**YOUR GOAL:** Every entry must be echoed exactly.

--------------------

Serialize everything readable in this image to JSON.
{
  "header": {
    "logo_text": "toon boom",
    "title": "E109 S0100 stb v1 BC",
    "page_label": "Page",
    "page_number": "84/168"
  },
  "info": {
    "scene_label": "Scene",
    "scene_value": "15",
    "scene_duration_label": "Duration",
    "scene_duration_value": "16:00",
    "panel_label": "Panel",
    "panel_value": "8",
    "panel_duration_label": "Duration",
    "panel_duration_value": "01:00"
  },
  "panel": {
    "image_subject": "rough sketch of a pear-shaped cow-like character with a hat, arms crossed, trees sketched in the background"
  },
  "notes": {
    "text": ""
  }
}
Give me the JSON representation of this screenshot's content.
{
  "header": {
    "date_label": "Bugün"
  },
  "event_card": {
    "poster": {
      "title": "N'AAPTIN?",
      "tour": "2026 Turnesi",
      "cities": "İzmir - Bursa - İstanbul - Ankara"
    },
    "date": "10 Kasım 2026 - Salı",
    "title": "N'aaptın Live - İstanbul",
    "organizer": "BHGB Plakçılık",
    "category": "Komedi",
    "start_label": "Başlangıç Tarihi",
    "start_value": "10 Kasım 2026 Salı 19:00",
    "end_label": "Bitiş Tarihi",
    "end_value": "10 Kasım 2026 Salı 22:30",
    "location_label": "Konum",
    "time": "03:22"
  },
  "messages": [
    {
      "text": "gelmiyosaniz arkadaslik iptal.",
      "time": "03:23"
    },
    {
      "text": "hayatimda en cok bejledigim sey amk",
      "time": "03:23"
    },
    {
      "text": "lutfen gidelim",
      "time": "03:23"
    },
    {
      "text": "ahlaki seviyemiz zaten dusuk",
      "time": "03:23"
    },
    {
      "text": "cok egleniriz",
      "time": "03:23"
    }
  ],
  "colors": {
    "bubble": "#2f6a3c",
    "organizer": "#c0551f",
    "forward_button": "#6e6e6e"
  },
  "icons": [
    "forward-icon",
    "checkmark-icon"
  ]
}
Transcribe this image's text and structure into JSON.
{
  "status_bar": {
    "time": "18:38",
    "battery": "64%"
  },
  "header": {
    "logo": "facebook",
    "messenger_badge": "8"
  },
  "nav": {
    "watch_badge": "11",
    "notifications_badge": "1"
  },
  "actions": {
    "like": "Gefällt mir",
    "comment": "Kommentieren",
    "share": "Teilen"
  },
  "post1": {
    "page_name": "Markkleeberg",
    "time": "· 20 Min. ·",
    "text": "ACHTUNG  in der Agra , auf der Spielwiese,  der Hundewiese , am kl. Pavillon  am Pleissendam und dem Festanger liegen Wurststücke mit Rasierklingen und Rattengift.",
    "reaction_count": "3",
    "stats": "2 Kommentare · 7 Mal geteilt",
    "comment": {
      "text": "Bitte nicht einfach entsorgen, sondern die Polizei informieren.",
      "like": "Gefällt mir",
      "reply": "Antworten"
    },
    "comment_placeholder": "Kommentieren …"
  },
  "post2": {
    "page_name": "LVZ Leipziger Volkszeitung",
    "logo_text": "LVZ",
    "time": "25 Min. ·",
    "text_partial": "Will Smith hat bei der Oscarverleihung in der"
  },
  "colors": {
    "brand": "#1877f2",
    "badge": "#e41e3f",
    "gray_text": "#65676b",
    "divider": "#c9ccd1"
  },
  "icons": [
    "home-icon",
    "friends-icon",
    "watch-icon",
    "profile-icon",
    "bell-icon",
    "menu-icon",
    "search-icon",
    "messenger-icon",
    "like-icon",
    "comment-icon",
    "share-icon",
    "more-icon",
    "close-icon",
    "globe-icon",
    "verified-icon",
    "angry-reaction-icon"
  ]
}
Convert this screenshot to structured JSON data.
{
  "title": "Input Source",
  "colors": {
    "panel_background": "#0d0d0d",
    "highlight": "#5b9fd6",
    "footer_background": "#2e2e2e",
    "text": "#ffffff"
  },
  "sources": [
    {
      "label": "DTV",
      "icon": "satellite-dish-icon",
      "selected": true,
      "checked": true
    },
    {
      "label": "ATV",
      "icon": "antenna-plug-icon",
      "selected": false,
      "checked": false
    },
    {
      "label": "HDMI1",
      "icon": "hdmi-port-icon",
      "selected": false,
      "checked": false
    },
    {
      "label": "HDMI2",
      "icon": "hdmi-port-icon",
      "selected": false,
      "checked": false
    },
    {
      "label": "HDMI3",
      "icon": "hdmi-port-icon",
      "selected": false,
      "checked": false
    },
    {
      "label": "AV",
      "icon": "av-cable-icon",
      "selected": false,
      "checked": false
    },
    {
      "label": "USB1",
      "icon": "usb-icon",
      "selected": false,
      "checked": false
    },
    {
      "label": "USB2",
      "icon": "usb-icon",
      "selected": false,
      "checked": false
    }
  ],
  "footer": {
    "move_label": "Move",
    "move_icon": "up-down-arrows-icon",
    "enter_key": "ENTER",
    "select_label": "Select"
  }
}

--------------------

**IN RESPONSE:**
Serialize everything readable in this image to JSON.
{
  "header": {
    "logo_text": "toon boom",
    "title": "E109 S0100 stb v1 BC",
    "page_label": "Page",
    "page_number": "84/168"
  },
  "info": {
    "scene_label": "Scene",
    "scene_value": "15",
    "scene_duration_label": "Duration",
    "scene_duration_value": "16:00",
    "panel_label": "Panel",
    "panel_value": "8",
    "panel_duration_label": "Duration",
    "panel_duration_value": "01:00"
  },
  "panel": {
    "image_subject": "rough sketch of a pear-shaped cow-like character with a hat, arms crossed, trees sketched in the background"
  },
  "notes": {
    "text": ""
  }
}
Give me the JSON representation of this screenshot's content.
{
  "header": {
    "date_label": "Bugün"
  },
  "event_card": {
    "poster": {
      "title": "N'AAPTIN?",
      "tour": "2026 Turnesi",
      "cities": "İzmir - Bursa - İstanbul - Ankara"
    },
    "date": "10 Kasım 2026 - Salı",
    "title": "N'aaptın Live - İstanbul",
    "organizer": "BHGB Plakçılık",
    "category": "Komedi",
    "start_label": "Başlangıç Tarihi",
    "start_value": "10 Kasım 2026 Salı 19:00",
    "end_label": "Bitiş Tarihi",
    "end_value": "10 Kasım 2026 Salı 22:30",
    "location_label": "Konum",
    "time": "03:22"
  },
  "messages": [
    {
      "text": "gelmiyosaniz arkadaslik iptal.",
      "time": "03:23"
    },
    {
      "text": "hayatimda en cok bejledigim sey amk",
      "time": "03:23"
    },
    {
      "text": "lutfen gidelim",
      "time": "03:23"
    },
    {
      "text": "ahlaki seviyemiz zaten dusuk",
      "time": "03:23"
    },
    {
      "text": "cok egleniriz",
      "time": "03:23"
    }
  ],
  "colors": {
    "bubble": "#2f6a3c",
    "organizer": "#c0551f",
    "forward_button": "#6e6e6e"
  },
  "icons": [
    "forward-icon",
    "checkmark-icon"
  ]
}
Transcribe this image's text and structure into JSON.
{
  "status_bar": {
    "time": "18:38",
    "battery": "64%"
  },
  "header": {
    "logo": "facebook",
    "messenger_badge": "8"
  },
  "nav": {
    "watch_badge": "11",
    "notifications_badge": "1"
  },
  "actions": {
    "like": "Gefällt mir",
    "comment": "Kommentieren",
    "share": "Teilen"
  },
  "post1": {
    "page_name": "Markkleeberg",
    "time": "· 20 Min. ·",
    "text": "ACHTUNG  in der Agra , auf der Spielwiese,  der Hundewiese , am kl. Pavillon  am Pleissendam und dem Festanger liegen Wurststücke mit Rasierklingen und Rattengift.",
    "reaction_count": "3",
    "stats": "2 Kommentare · 7 Mal geteilt",
    "comment": {
      "text": "Bitte nicht einfach entsorgen, sondern die Polizei informieren.",
      "like": "Gefällt mir",
      "reply": "Antworten"
    },
    "comment_placeholder": "Kommentieren …"
  },
  "post2": {
    "page_name": "LVZ Leipziger Volkszeitung",
    "logo_text": "LVZ",
    "time": "25 Min. ·",
    "text_partial": "Will Smith hat bei der Oscarverleihung in der"
  },
  "colors": {
    "brand": "#1877f2",
    "badge": "#e41e3f",
    "gray_text": "#65676b",
    "divider": "#c9ccd1"
  },
  "icons": [
    "home-icon",
    "friends-icon",
    "watch-icon",
    "profile-icon",
    "bell-icon",
    "menu-icon",
    "search-icon",
    "messenger-icon",
    "like-icon",
    "comment-icon",
    "share-icon",
    "more-icon",
    "close-icon",
    "globe-icon",
    "verified-icon",
    "angry-reaction-icon"
  ]
}
Convert this screenshot to structured JSON data.
{
  "title": "Input Source",
  "colors": {
    "panel_background": "#0d0d0d",
    "highlight": "#5b9fd6",
    "footer_background": "#2e2e2e",
    "text": "#ffffff"
  },
  "sources": [
    {
      "label": "DTV",
      "icon": "satellite-dish-icon",
      "selected": true,
      "checked": true
    },
    {
      "label": "ATV",
      "icon": "antenna-plug-icon",
      "selected": false,
      "checked": false
    },
    {
      "label": "HDMI1",
      "icon": "hdmi-port-icon",
      "selected": false,
      "checked": false
    },
    {
      "label": "HDMI2",
      "icon": "hdmi-port-icon",
      "selected": false,
      "checked": false
    },
    {
      "label": "HDMI3",
      "icon": "hdmi-port-icon",
      "selected": false,
      "checked": false
    },
    {
      "label": "AV",
      "icon": "av-cable-icon",
      "selected": false,
      "checked": false
    },
    {
      "label": "USB1",
      "icon": "usb-icon",
      "selected": false,
      "checked": false
    },
    {
      "label": "USB2",
      "icon": "usb-icon",
      "selected": false,
      "checked": false
    }
  ],
  "footer": {
    "move_label": "Move",
    "move_icon": "up-down-arrows-icon",
    "enter_key": "ENTER",
    "select_label": "Select"
  }
}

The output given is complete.